= TASK STATEMENT =
The data below needs to be returned exactly, line for line.

::: SOURCE MATERIAL

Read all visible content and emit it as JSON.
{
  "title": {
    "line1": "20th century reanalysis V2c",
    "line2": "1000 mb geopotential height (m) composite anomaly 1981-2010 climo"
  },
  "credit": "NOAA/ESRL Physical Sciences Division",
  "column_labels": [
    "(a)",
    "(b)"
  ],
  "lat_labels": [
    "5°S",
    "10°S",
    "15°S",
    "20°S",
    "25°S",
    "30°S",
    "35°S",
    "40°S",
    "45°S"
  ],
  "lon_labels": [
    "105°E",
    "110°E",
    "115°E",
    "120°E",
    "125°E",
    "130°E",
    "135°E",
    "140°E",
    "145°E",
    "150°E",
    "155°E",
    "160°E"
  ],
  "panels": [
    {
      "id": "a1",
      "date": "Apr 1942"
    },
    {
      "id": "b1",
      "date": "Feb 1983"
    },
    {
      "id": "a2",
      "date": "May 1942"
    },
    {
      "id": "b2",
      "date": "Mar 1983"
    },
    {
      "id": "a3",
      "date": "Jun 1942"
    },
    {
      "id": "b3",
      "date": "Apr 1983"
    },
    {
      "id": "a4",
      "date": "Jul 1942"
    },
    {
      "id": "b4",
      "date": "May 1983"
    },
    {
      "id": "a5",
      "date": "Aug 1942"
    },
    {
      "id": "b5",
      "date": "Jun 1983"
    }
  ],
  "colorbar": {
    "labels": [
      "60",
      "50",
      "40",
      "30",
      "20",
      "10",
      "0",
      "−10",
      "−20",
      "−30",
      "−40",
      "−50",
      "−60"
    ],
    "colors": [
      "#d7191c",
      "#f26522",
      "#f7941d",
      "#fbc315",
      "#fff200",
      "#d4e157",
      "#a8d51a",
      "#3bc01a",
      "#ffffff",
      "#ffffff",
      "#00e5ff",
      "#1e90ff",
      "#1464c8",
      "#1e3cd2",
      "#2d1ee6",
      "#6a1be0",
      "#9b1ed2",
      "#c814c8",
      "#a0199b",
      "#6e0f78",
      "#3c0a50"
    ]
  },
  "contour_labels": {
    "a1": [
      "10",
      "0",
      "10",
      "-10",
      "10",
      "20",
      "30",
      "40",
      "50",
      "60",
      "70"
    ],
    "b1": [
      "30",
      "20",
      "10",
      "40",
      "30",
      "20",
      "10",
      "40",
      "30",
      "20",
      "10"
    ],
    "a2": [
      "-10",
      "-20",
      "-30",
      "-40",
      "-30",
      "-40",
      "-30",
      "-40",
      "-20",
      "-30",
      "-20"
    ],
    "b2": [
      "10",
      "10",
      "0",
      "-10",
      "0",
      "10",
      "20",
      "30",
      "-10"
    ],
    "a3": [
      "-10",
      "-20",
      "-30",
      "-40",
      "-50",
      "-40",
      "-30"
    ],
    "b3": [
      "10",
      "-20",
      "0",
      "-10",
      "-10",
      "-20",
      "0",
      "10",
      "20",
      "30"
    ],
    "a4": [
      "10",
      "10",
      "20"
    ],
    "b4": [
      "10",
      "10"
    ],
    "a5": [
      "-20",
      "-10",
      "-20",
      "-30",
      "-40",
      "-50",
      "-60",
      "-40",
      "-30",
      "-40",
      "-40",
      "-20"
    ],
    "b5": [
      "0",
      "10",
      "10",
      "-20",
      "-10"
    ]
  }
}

::::::

= COMPLETE ANSWER =
Read all visible content and emit it as JSON.
{
  "title": {
    "line1": "20th century reanalysis V2c",
    "line2": "1000 mb geopotential height (m) composite anomaly 1981-2010 climo"
  },
  "credit": "NOAA/ESRL Physical Sciences Division",
  "column_labels": [
    "(a)",
    "(b)"
  ],
  "lat_labels": [
    "5°S",
    "10°S",
    "15°S",
    "20°S",
    "25°S",
    "30°S",
    "35°S",
    "40°S",
    "45°S"
  ],
  "lon_labels": [
    "105°E",
    "110°E",
    "115°E",
    "120°E",
    "125°E",
    "130°E",
    "135°E",
    "140°E",
    "145°E",
    "150°E",
    "155°E",
    "160°E"
  ],
  "panels": [
    {
      "id": "a1",
      "date": "Apr 1942"
    },
    {
      "id": "b1",
      "date": "Feb 1983"
    },
    {
      "id": "a2",
      "date": "May 1942"
    },
    {
      "id": "b2",
      "date": "Mar 1983"
    },
    {
      "id": "a3",
      "date": "Jun 1942"
    },
    {
      "id": "b3",
      "date": "Apr 1983"
    },
    {
      "id": "a4",
      "date": "Jul 1942"
    },
    {
      "id": "b4",
      "date": "May 1983"
    },
    {
      "id": "a5",
      "date": "Aug 1942"
    },
    {
      "id": "b5",
      "date": "Jun 1983"
    }
  ],
  "colorbar": {
    "labels": [
      "60",
      "50",
      "40",
      "30",
      "20",
      "10",
      "0",
      "−10",
      "−20",
      "−30",
      "−40",
      "−50",
      "−60"
    ],
    "colors": [
      "#d7191c",
      "#f26522",
      "#f7941d",
      "#fbc315",
      "#fff200",
      "#d4e157",
      "#a8d51a",
      "#3bc01a",
      "#ffffff",
      "#ffffff",
      "#00e5ff",
      "#1e90ff",
      "#1464c8",
      "#1e3cd2",
      "#2d1ee6",
      "#6a1be0",
      "#9b1ed2",
      "#c814c8",
      "#a0199b",
      "#6e0f78",
      "#3c0a50"
    ]
  },
  "contour_labels": {
    "a1": [
      "10",
      "0",
      "10",
      "-10",
      "10",
      "20",
      "30",
      "40",
      "50",
      "60",
      "70"
    ],
    "b1": [
      "30",
      "20",
      "10",
      "40",
      "30",
      "20",
      "10",
      "40",
      "30",
      "20",
      "10"
    ],
    "a2": [
      "-10",
      "-20",
      "-30",
      "-40",
      "-30",
      "-40",
      "-30",
      "-40",
      "-20",
      "-30",
      "-20"
    ],
    "b2": [
      "10",
      "10",
      "0",
      "-10",
      "0",
      "10",
      "20",
      "30",
      "-10"
    ],
    "a3": [
      "-10",
      "-20",
      "-30",
      "-40",
      "-50",
      "-40",
      "-30"
    ],
    "b3": [
      "10",
      "-20",
      "0",
      "-10",
      "-10",
      "-20",
      "0",
      "10",
      "20",
      "30"
    ],
    "a4": [
      "10",
      "10",
      "20"
    ],
    "b4": [
      "10",
      "10"
    ],
    "a5": [
      "-20",
      "-10",
      "-20",
      "-30",
      "-40",
      "-50",
      "-60",
      "-40",
      "-30",
      "-40",
      "-40",
      "-20"
    ],
    "b5": [
      "0",
      "10",
      "10",
      "-20",
      "-10"
    ]
  }
}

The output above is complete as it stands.